Problem to work on - Copy each line that contains the word "如何进一步深化".

•••••

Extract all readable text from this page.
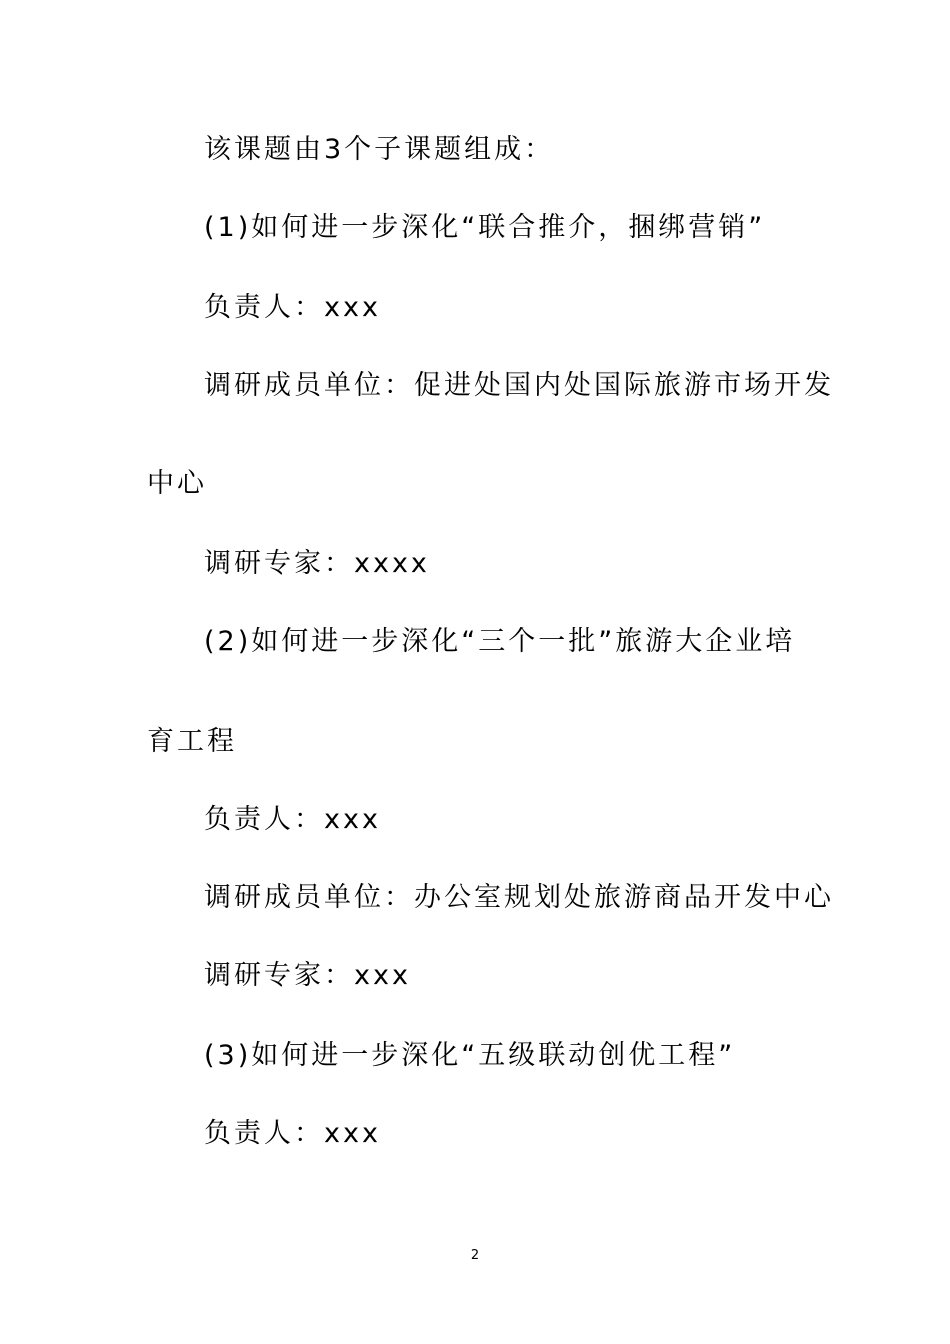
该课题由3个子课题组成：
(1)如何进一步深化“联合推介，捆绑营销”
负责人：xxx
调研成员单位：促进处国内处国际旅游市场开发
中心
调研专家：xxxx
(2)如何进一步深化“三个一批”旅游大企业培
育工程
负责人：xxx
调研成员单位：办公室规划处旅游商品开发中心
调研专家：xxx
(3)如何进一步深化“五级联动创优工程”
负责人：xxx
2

•••••

Answer in full -
(1)如何进一步深化“联合推介，捆绑营销”
(2)如何进一步深化“三个一批”旅游大企业培
(3)如何进一步深化“五级联动创优工程”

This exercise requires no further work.